=== What is asked ===
Scan the material for the word "threshold", and copy each line where it shows up.

=== Exercise data ===
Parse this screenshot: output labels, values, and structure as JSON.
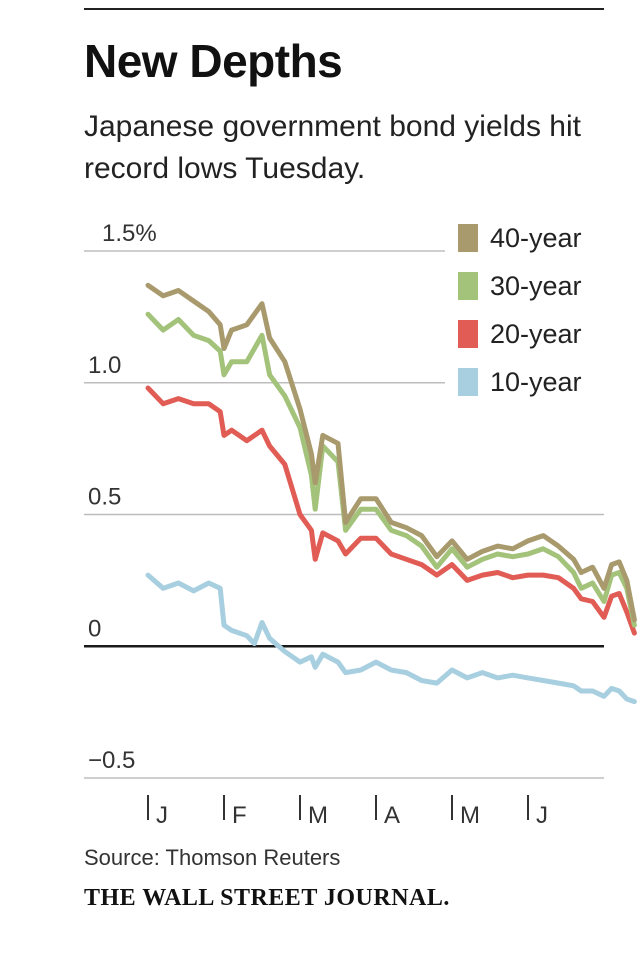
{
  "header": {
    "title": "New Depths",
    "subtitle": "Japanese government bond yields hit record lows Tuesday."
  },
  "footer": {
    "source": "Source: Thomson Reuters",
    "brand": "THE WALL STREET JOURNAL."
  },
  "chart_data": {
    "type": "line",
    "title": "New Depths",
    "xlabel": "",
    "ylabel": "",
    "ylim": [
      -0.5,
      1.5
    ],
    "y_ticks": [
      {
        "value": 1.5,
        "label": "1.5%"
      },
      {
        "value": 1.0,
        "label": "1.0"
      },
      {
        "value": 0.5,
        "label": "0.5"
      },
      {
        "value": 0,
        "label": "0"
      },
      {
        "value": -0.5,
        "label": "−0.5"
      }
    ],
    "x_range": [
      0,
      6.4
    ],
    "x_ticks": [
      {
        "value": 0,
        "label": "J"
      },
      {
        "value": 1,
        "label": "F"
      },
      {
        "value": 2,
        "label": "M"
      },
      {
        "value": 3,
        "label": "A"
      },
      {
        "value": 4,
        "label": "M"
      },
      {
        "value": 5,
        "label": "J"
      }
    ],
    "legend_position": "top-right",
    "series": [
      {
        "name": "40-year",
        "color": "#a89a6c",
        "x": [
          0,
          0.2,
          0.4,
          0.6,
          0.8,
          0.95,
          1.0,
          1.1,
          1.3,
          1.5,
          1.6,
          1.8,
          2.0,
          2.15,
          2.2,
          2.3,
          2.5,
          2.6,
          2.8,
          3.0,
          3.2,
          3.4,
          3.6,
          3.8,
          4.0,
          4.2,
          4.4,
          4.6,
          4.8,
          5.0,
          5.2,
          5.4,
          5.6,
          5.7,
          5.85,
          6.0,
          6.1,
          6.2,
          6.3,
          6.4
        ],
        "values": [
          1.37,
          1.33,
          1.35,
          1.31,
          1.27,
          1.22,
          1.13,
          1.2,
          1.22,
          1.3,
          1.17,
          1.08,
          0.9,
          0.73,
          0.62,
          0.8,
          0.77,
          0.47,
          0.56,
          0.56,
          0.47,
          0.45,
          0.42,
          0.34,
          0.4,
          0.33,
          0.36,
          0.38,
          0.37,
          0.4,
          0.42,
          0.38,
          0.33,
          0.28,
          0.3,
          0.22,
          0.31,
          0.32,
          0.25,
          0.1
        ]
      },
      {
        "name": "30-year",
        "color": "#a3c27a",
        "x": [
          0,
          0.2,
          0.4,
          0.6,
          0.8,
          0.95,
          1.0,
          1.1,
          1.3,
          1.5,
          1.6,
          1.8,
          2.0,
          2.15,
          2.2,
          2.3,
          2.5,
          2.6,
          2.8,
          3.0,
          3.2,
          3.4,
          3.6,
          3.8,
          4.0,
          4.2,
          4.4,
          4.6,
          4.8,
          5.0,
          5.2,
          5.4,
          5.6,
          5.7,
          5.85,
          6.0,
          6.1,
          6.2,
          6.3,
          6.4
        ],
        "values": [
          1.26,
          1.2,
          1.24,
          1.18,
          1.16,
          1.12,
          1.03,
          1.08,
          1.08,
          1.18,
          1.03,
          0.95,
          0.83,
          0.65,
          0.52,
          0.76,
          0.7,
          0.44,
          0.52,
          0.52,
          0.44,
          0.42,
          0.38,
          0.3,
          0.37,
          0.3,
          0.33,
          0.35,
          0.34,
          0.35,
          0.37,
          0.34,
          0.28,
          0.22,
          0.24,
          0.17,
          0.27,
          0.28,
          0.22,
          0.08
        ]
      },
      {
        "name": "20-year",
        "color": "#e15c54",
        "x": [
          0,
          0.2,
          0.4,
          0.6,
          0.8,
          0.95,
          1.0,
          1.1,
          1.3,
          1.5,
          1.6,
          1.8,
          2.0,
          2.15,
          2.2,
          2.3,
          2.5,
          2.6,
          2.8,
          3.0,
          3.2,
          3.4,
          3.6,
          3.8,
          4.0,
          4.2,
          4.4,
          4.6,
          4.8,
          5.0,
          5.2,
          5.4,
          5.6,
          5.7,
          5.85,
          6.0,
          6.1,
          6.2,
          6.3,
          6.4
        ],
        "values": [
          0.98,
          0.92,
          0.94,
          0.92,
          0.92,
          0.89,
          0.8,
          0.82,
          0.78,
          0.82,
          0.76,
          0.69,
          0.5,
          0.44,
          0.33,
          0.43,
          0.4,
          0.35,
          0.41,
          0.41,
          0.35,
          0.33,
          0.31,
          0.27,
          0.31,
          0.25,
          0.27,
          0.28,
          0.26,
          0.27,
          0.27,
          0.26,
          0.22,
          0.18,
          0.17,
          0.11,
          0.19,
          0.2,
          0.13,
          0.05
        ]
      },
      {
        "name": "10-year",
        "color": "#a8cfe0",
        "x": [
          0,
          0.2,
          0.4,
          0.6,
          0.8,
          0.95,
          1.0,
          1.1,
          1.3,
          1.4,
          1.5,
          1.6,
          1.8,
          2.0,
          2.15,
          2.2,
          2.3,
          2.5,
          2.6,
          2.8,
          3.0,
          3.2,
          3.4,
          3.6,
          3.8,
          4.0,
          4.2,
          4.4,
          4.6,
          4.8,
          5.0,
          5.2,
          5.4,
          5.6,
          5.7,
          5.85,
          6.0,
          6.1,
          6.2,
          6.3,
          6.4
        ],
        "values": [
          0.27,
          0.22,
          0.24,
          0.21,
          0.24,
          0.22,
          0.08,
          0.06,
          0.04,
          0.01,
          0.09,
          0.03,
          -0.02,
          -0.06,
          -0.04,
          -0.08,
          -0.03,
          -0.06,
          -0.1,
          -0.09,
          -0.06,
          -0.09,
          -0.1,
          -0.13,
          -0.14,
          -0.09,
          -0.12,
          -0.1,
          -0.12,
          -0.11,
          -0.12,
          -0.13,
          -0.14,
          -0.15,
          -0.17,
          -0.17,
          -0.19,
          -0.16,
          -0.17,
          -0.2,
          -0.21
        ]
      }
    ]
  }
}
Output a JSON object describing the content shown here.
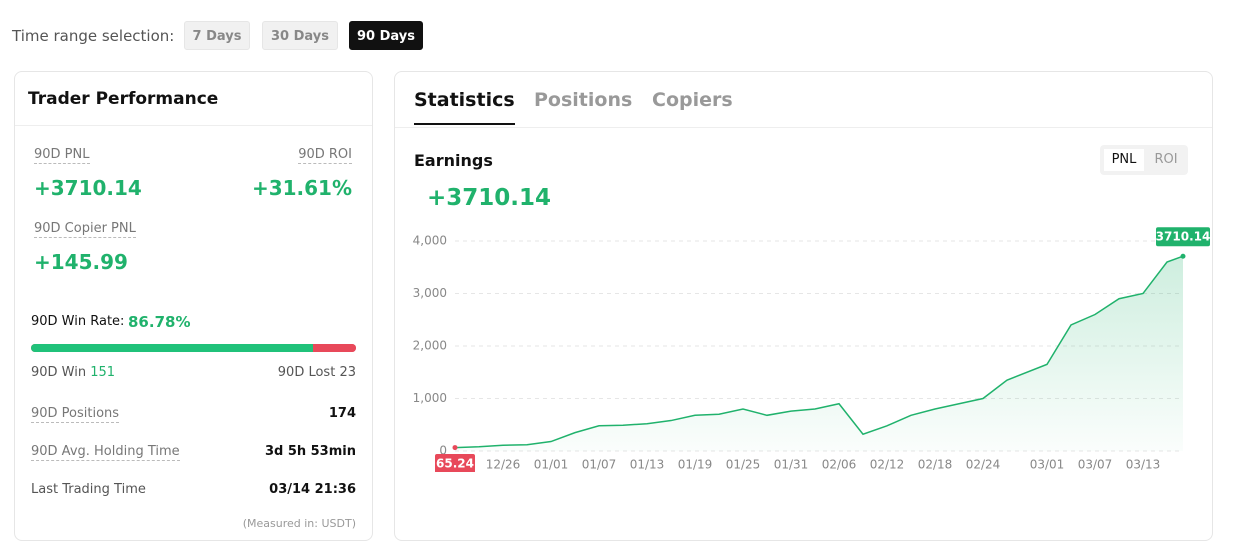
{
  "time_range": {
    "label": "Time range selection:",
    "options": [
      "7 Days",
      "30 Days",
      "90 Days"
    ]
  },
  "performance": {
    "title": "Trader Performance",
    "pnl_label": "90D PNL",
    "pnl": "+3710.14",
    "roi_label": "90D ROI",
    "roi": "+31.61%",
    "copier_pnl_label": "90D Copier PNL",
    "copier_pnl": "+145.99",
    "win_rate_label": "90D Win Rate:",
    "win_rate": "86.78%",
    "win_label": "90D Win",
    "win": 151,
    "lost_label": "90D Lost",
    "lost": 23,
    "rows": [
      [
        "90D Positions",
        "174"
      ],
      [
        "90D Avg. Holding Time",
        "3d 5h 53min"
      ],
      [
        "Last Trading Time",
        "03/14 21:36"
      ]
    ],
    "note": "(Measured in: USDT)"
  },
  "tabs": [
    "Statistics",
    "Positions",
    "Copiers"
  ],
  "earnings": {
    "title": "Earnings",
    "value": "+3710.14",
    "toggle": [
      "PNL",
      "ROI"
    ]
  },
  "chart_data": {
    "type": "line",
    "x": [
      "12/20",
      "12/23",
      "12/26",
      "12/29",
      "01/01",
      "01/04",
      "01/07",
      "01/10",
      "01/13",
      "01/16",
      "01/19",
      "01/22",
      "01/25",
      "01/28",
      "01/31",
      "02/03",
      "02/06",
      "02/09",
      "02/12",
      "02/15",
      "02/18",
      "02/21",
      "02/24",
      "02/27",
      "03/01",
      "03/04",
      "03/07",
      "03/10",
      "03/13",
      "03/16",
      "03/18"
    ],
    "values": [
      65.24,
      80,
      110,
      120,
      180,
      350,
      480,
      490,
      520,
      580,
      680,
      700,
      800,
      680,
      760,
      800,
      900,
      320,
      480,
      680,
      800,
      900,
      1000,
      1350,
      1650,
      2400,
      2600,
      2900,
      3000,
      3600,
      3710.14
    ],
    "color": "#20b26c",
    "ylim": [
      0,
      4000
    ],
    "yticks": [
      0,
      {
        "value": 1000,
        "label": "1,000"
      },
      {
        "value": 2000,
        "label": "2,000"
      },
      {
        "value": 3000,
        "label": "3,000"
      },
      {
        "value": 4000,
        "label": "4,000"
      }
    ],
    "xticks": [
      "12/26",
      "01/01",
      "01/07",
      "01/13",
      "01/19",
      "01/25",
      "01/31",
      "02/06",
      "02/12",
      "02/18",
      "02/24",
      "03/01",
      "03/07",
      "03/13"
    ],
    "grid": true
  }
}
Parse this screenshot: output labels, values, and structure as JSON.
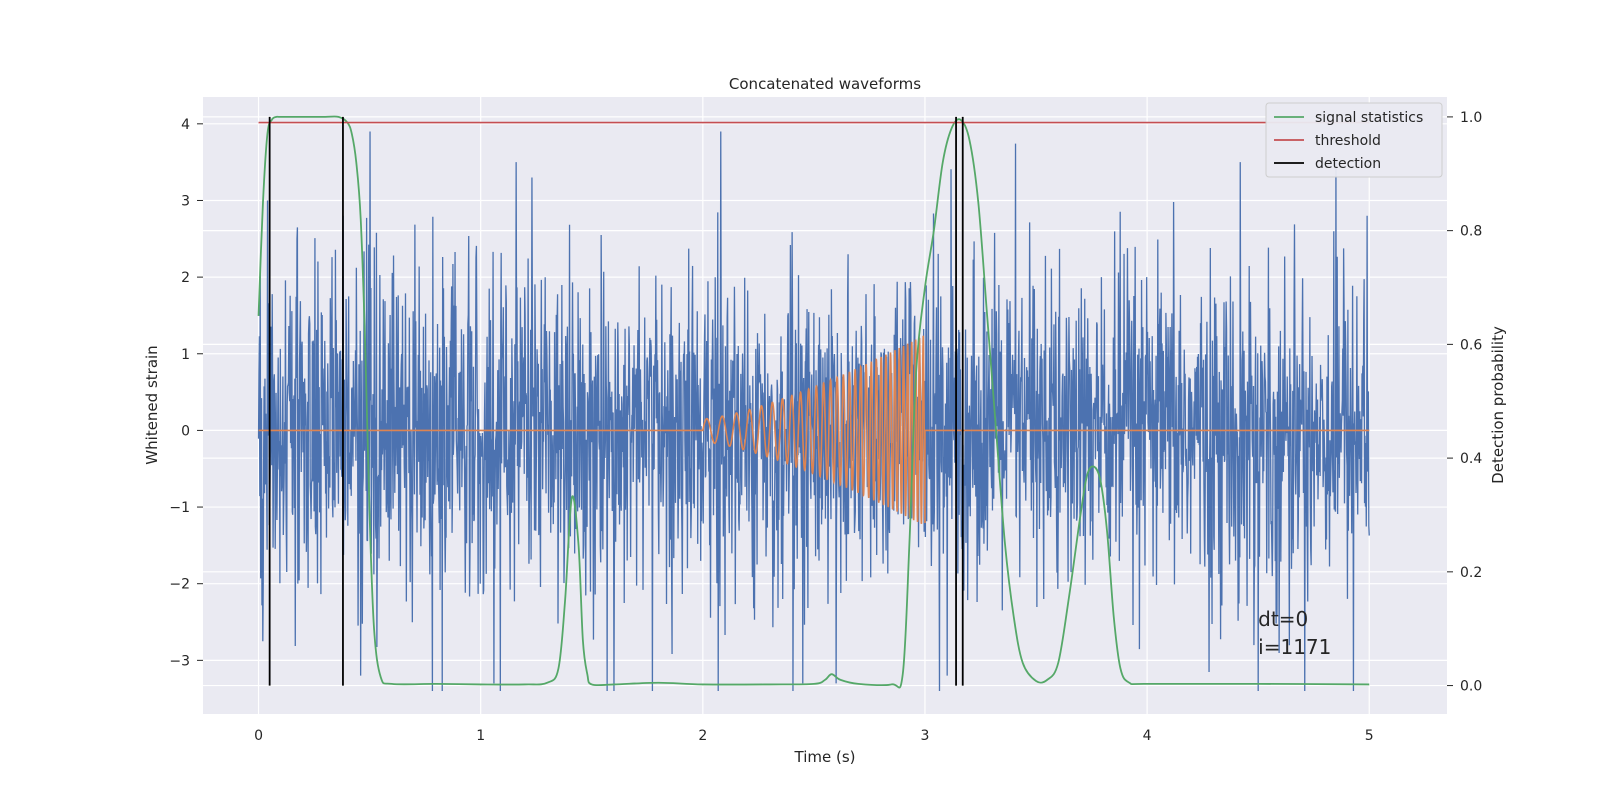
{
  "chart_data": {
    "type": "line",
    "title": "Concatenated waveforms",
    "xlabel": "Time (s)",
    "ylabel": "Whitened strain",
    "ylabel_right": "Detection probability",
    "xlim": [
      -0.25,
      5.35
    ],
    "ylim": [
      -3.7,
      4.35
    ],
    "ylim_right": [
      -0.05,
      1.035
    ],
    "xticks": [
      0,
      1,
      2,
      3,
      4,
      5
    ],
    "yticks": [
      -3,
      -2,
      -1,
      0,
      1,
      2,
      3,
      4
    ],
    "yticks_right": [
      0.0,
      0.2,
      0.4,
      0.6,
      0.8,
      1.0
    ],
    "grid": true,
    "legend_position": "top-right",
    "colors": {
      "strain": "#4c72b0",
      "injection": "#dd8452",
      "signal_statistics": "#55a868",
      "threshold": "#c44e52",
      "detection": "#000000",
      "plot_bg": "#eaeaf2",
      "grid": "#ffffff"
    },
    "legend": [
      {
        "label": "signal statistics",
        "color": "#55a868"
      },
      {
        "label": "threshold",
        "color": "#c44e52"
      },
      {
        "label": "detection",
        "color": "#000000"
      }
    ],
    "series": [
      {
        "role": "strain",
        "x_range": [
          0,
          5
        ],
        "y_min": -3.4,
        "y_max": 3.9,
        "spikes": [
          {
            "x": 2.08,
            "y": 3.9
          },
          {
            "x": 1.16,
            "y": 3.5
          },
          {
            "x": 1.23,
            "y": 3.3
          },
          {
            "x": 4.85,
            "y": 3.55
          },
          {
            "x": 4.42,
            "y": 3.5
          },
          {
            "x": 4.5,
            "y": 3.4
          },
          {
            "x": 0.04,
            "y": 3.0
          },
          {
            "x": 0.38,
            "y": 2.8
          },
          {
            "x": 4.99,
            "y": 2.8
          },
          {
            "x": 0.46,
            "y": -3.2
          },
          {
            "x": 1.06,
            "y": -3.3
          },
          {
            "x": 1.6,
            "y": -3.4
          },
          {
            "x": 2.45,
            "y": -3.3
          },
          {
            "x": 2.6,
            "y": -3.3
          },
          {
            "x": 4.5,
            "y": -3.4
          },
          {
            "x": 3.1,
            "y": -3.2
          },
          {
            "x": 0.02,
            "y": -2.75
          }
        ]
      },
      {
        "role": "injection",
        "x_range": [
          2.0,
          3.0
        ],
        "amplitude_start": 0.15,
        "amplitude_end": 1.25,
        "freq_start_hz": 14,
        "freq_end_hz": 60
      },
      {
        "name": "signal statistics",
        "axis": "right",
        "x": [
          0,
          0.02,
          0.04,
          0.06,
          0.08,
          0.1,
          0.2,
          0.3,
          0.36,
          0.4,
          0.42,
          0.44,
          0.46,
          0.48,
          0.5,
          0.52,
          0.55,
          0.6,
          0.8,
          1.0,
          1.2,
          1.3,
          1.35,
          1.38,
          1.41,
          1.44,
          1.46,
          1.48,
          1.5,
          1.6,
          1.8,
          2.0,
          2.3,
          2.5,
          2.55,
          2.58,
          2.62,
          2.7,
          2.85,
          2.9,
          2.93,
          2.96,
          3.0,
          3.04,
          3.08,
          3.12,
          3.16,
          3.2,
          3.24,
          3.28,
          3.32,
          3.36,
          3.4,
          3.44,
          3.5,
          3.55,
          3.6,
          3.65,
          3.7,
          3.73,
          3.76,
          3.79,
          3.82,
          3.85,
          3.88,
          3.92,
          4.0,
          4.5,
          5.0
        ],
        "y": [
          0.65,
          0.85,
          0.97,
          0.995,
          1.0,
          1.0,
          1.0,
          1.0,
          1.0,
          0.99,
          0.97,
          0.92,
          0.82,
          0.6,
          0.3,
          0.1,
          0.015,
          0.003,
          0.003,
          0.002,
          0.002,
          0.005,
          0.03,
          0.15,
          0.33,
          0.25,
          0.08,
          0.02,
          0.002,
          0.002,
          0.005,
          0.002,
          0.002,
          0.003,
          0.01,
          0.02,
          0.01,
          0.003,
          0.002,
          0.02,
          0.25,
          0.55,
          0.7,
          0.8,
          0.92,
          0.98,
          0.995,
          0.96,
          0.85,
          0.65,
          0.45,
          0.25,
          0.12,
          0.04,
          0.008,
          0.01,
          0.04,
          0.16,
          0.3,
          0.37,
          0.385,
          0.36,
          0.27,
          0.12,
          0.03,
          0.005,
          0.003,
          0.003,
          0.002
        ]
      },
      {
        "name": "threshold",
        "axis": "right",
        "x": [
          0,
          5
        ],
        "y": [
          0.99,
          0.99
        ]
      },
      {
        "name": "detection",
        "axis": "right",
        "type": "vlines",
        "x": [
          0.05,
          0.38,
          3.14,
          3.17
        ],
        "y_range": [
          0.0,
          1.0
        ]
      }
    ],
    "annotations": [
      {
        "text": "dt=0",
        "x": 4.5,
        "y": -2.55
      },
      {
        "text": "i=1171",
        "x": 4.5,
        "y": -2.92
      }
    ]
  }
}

=== Full solution ===
      "threshold": "#c44e52",
        "label": "threshold",
        "name": "threshold",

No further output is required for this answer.